What this task involves = Sift the material for lines containing "Nordeste", and return them.
───── Records supplied ─────
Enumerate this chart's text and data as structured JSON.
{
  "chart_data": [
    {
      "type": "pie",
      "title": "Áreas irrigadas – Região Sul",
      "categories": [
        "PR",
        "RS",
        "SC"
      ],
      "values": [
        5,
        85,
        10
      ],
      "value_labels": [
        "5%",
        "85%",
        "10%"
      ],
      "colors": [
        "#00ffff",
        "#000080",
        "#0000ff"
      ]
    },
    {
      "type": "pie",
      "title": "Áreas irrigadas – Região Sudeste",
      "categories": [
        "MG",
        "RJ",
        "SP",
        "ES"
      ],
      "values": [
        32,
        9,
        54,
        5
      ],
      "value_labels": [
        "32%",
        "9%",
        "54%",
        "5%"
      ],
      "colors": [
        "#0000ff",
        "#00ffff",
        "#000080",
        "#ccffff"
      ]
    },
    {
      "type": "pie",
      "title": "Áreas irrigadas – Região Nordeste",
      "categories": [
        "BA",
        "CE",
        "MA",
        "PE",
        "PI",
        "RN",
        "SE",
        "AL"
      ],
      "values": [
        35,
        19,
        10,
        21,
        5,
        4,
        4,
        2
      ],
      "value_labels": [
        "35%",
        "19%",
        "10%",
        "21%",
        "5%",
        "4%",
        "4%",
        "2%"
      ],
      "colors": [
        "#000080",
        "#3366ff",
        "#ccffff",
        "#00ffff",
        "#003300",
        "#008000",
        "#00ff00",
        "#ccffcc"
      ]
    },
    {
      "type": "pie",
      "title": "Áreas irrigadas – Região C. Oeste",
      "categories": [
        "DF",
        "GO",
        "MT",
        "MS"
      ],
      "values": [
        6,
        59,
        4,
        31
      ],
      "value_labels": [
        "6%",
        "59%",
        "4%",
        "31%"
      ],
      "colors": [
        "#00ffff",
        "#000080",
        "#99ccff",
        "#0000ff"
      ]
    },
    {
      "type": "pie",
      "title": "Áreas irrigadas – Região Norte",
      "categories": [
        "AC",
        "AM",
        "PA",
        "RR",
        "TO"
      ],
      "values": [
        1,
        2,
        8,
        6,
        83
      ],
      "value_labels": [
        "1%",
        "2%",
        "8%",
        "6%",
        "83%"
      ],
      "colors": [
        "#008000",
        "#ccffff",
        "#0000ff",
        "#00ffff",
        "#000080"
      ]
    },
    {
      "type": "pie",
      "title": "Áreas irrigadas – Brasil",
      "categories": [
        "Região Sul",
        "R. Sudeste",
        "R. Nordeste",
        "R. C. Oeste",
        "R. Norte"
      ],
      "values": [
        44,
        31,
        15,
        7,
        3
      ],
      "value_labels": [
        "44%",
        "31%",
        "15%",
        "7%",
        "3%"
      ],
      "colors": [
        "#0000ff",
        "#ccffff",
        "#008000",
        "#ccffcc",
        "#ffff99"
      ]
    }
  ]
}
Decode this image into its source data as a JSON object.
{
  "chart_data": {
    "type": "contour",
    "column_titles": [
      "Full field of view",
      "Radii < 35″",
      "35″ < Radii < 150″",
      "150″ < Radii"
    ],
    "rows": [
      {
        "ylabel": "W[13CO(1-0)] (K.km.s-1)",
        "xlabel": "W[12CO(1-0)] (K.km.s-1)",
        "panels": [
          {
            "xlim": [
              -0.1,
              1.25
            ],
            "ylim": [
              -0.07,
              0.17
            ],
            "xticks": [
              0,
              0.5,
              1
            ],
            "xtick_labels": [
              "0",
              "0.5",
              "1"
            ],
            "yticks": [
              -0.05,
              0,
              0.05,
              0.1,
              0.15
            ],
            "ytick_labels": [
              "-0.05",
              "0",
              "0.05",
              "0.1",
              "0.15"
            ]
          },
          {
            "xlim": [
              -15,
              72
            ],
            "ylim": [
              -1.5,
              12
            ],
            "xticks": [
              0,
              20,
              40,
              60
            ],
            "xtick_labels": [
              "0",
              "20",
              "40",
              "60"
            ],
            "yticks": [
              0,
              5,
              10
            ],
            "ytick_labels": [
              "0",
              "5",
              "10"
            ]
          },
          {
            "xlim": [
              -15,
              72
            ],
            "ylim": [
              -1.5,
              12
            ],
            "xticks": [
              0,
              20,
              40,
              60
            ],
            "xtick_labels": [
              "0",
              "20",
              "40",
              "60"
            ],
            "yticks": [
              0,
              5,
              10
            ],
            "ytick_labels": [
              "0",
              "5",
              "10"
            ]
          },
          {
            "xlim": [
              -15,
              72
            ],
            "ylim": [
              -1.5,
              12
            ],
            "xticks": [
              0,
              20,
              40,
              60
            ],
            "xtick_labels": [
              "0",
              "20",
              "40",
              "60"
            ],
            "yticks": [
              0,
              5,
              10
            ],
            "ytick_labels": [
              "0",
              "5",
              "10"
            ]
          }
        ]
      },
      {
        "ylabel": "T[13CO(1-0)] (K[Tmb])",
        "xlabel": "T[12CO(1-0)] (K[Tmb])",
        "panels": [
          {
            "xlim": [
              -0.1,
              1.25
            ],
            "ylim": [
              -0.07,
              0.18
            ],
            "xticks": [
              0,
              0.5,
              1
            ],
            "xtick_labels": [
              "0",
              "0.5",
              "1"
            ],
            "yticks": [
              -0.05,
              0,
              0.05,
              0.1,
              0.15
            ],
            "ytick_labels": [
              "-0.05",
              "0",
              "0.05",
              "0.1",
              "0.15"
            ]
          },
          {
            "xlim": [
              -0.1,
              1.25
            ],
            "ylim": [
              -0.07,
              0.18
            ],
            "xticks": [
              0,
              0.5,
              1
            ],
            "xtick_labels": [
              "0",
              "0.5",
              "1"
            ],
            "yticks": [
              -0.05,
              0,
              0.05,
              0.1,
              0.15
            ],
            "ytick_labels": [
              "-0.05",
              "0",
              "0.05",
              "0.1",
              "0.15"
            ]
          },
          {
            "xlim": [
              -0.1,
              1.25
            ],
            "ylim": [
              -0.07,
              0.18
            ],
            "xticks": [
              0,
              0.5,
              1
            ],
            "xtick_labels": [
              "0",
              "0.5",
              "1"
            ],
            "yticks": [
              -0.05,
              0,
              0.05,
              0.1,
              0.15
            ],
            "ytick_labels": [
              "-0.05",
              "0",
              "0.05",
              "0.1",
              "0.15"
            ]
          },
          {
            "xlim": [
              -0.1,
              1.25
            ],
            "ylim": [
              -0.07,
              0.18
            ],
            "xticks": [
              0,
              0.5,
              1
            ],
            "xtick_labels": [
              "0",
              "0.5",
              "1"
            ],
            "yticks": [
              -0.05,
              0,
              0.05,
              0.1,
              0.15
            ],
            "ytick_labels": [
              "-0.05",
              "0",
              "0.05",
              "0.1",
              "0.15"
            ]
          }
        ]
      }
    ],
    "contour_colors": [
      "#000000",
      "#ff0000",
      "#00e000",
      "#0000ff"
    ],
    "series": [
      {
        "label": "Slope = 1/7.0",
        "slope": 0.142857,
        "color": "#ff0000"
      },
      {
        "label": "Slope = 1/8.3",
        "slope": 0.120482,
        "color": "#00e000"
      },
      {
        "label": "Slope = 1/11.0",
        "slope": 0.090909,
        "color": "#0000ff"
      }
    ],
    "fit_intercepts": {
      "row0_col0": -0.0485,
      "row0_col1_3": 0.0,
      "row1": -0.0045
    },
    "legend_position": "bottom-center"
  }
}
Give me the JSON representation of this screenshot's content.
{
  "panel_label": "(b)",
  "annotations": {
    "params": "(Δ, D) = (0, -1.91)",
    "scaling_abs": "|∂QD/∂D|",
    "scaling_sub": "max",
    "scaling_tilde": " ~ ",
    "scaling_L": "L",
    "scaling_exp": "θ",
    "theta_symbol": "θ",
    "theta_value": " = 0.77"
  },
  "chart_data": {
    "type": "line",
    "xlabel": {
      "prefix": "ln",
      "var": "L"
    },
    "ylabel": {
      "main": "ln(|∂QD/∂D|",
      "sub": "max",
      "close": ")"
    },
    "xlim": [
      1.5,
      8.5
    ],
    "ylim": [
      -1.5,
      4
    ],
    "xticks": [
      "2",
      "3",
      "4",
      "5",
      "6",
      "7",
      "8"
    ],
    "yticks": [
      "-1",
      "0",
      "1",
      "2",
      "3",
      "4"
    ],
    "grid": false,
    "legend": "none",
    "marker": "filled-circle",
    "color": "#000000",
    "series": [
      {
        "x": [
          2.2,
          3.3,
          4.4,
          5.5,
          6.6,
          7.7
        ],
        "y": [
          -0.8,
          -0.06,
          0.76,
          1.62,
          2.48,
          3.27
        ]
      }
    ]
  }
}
─────
Response to the exercise =
      "title": "Áreas irrigadas – Região Nordeste",
        "R. Nordeste",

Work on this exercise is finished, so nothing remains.